• INPUT DATA
+ + + + +

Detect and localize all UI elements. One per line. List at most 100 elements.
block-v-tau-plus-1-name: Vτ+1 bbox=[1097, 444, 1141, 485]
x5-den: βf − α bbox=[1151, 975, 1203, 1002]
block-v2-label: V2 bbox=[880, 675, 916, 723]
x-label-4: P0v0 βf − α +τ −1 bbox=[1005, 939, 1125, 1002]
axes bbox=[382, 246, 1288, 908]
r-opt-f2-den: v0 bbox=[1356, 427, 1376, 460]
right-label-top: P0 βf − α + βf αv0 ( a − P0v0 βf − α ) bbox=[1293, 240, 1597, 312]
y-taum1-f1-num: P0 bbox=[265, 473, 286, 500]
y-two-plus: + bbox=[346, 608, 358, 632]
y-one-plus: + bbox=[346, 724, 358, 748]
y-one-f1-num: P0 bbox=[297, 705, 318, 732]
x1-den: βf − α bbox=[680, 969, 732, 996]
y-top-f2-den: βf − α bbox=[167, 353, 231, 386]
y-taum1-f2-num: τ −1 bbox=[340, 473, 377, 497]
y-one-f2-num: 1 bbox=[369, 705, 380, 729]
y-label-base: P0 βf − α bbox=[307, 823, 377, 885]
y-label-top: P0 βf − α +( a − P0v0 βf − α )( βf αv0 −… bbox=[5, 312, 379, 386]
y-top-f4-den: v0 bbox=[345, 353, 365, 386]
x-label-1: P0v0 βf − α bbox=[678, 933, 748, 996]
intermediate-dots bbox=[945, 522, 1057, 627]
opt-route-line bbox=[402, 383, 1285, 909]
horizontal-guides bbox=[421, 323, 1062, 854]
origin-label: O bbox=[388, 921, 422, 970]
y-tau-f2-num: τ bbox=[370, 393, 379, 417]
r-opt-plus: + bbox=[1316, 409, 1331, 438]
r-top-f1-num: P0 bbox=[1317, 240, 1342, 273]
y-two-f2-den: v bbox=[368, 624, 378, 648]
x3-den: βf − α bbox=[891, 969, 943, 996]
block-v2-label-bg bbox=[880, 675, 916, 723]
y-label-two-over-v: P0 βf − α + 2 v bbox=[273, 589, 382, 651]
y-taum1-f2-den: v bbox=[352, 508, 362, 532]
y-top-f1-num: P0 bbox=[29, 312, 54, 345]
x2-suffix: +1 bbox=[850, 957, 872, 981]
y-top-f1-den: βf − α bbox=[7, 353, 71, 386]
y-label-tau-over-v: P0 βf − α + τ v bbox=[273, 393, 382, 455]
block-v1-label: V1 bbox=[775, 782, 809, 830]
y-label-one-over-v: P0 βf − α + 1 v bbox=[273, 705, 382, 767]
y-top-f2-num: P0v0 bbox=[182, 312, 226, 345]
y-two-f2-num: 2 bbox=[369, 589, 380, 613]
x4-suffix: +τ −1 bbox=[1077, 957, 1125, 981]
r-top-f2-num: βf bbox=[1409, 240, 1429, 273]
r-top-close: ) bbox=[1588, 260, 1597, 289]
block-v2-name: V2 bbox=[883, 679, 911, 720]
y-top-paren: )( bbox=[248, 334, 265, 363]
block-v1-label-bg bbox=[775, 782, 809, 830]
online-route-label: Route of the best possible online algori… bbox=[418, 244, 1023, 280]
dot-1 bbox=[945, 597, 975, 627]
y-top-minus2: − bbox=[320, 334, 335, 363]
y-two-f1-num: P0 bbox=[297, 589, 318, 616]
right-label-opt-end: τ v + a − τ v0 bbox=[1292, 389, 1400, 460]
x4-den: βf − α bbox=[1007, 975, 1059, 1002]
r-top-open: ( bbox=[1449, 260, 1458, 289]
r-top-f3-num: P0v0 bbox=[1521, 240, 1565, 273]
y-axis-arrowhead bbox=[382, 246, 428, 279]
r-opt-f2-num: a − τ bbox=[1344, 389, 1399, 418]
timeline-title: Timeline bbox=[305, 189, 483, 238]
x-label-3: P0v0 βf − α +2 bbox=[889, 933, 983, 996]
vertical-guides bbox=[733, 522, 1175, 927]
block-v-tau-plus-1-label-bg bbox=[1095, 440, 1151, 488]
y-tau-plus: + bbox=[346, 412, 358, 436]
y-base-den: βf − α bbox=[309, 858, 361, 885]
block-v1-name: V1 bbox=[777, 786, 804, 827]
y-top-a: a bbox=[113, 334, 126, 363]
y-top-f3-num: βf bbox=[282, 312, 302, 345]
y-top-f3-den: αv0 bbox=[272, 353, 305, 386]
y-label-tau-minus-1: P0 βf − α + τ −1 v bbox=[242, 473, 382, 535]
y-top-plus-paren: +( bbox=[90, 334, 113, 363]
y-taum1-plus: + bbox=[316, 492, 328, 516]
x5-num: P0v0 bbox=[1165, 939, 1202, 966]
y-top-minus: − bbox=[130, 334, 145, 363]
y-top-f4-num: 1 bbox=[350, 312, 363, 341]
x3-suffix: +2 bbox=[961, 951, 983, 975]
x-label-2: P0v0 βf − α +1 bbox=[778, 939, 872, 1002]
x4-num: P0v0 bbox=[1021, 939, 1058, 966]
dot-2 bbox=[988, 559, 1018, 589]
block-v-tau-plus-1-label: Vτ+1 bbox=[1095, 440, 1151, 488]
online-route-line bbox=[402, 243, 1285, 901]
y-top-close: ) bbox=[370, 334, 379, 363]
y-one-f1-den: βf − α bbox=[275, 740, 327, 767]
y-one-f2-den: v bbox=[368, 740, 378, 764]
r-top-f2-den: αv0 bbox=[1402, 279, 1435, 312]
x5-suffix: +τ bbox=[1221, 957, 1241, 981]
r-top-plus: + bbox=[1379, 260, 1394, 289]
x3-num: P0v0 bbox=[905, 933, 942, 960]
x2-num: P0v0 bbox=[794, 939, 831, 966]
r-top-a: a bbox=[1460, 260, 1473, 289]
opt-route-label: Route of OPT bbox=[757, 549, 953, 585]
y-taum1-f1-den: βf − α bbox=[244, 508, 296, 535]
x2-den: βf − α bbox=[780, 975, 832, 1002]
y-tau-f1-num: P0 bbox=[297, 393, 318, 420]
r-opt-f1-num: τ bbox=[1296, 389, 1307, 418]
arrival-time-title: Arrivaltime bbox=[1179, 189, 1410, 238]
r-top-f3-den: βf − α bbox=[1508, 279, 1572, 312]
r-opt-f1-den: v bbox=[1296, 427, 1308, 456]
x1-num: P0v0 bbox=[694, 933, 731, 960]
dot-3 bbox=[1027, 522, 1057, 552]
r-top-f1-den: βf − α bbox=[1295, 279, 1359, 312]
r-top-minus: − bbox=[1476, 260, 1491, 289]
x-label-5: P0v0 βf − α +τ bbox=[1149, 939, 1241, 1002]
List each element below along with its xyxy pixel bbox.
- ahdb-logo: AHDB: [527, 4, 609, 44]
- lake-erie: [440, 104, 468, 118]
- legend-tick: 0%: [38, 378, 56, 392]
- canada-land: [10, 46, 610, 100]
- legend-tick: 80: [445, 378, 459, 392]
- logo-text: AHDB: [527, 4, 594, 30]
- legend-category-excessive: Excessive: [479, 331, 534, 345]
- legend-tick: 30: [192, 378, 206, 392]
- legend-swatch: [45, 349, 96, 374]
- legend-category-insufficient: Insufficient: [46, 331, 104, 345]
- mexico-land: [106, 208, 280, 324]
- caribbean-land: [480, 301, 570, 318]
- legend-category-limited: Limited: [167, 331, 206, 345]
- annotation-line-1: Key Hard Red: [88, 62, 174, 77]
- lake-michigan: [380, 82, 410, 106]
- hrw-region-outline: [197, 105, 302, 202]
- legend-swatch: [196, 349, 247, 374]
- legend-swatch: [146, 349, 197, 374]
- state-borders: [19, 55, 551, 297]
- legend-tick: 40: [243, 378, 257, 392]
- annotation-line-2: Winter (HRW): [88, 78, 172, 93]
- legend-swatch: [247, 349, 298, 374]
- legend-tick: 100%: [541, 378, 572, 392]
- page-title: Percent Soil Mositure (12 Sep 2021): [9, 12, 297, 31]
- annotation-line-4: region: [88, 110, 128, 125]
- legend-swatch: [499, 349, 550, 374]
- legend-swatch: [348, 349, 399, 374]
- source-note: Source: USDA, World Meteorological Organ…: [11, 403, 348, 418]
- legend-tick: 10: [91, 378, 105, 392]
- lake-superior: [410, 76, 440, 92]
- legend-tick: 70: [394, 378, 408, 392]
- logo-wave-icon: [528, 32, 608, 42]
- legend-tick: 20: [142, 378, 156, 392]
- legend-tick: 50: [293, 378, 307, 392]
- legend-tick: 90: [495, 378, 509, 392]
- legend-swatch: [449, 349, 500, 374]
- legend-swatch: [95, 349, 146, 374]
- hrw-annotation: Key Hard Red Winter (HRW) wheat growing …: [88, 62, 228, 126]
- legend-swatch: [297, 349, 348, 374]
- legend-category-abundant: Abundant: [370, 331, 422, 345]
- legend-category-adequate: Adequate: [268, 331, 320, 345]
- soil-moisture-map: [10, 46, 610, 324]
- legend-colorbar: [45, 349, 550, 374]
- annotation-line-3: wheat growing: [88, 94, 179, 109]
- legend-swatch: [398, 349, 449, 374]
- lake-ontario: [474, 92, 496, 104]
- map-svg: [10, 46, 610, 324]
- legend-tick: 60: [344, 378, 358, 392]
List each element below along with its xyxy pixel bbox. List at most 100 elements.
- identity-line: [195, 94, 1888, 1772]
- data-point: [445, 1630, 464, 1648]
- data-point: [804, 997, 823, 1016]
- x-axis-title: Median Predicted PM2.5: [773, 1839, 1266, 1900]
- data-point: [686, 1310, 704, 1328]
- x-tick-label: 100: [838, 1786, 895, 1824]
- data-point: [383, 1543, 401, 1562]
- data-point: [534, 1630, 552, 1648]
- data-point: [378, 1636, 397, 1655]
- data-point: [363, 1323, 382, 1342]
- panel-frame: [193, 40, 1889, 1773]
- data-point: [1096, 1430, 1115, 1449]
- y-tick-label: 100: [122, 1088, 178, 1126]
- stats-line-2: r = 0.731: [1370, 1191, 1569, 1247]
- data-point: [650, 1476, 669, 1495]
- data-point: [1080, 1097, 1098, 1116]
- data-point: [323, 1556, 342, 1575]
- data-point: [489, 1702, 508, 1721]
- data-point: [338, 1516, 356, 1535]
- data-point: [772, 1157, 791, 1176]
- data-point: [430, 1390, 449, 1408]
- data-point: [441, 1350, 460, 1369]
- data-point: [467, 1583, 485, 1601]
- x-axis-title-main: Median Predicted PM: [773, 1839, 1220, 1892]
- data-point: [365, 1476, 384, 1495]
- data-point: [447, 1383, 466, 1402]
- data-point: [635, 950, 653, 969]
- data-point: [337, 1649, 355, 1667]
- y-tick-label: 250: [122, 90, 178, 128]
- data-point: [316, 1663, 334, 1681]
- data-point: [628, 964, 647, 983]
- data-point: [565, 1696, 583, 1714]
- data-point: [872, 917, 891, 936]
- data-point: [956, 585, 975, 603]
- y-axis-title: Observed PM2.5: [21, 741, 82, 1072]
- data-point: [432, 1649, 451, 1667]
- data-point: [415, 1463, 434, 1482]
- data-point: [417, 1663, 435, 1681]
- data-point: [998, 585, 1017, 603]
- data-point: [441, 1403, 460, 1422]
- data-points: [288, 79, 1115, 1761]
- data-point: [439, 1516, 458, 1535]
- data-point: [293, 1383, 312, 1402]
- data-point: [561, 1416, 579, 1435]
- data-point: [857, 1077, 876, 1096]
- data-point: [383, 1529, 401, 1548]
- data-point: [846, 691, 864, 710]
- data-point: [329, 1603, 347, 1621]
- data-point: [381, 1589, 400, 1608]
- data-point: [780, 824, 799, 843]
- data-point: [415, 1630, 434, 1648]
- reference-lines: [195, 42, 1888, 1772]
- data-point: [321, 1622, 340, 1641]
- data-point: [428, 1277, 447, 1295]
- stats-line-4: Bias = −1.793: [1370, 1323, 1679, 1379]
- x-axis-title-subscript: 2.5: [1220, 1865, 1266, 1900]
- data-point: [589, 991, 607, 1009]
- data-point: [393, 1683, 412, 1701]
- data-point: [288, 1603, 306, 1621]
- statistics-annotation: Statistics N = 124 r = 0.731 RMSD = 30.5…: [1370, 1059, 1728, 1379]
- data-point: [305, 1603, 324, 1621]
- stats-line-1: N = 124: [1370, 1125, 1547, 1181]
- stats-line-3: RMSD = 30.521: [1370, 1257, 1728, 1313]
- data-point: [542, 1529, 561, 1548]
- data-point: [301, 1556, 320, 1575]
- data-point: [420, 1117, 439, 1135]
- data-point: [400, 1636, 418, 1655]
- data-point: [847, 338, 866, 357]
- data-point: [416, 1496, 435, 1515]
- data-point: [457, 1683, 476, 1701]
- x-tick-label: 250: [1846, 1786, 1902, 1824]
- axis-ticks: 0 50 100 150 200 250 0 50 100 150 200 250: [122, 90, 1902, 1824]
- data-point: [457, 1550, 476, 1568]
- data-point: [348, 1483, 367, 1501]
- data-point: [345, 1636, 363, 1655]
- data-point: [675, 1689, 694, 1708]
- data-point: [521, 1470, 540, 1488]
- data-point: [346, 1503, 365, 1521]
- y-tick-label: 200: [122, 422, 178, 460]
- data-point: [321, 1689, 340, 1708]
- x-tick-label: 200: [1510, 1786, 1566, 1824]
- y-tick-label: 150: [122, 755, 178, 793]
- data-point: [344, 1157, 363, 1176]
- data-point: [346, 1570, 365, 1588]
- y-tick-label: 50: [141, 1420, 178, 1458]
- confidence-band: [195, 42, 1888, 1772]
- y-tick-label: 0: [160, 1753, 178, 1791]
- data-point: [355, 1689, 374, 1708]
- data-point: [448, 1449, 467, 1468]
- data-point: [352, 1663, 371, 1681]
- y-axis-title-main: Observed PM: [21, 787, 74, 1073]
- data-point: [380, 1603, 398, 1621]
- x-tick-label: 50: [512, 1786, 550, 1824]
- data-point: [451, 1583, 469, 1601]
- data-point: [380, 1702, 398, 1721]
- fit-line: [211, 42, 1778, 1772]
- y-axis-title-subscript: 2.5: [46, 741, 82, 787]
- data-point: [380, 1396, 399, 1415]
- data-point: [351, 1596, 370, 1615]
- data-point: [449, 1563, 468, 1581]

+ + + + +

Output every line of the rows from the start through the line that contains "y-taum1-f1-num: P0 bbox=[265, 473, 286, 500]" as a numbered list, leaving out any blank lines.

1. Detect and localize all UI elements. One per line. List at most 100 elements.
2. block-v-tau-plus-1-name: Vτ+1 bbox=[1097, 444, 1141, 485]
3. x5-den: βf − α bbox=[1151, 975, 1203, 1002]
4. block-v2-label: V2 bbox=[880, 675, 916, 723]
5. x-label-4: P0v0 βf − α +τ −1 bbox=[1005, 939, 1125, 1002]
6. axes bbox=[382, 246, 1288, 908]
7. r-opt-f2-den: v0 bbox=[1356, 427, 1376, 460]
8. right-label-top: P0 βf − α + βf αv0 ( a − P0v0 βf − α ) bbox=[1293, 240, 1597, 312]
9. y-taum1-f1-num: P0 bbox=[265, 473, 286, 500]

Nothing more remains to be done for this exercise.